» REQUEST:
Work out the number of lines with the word "packaging" in the material below, then reply with that number only.

» STORED DATA:
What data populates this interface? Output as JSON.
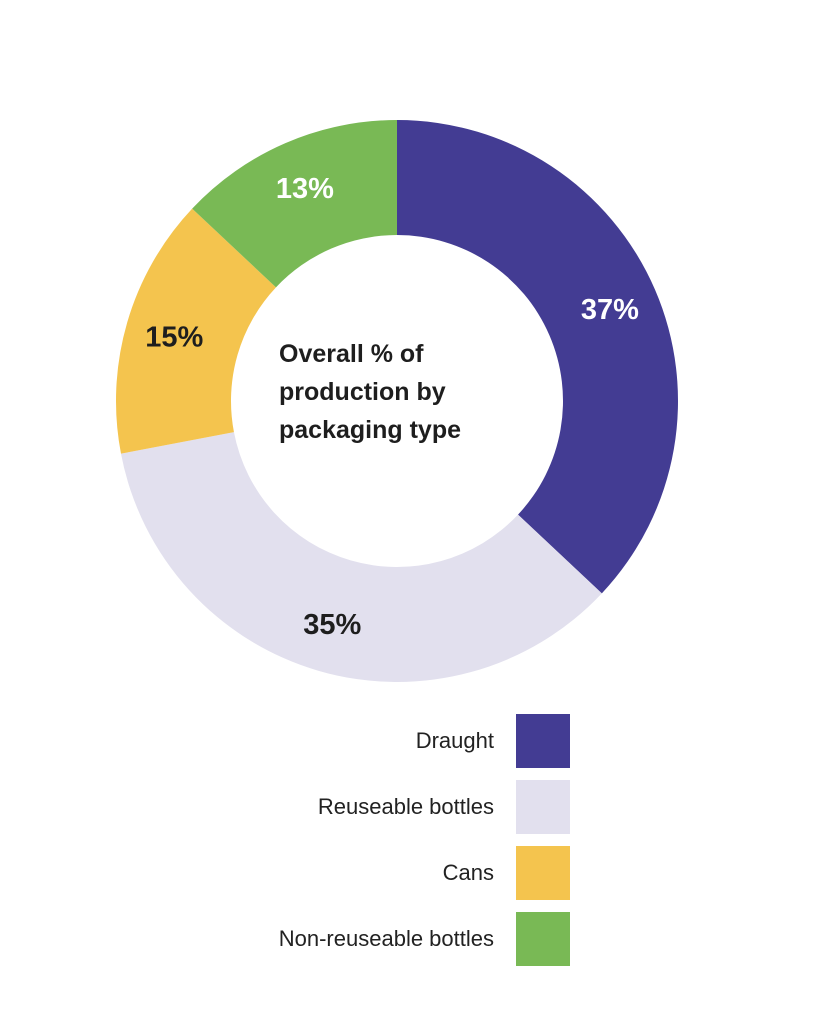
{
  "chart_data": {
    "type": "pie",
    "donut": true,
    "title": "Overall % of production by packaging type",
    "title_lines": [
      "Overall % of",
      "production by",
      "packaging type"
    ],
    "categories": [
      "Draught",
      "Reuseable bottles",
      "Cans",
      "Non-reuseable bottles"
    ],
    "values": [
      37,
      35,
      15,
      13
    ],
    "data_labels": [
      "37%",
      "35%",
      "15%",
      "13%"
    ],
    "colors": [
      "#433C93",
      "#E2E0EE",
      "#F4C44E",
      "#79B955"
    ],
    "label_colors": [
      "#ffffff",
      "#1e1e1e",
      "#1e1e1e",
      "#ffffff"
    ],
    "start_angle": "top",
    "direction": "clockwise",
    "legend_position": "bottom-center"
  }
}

» ANSWER TO THIS TASK:
2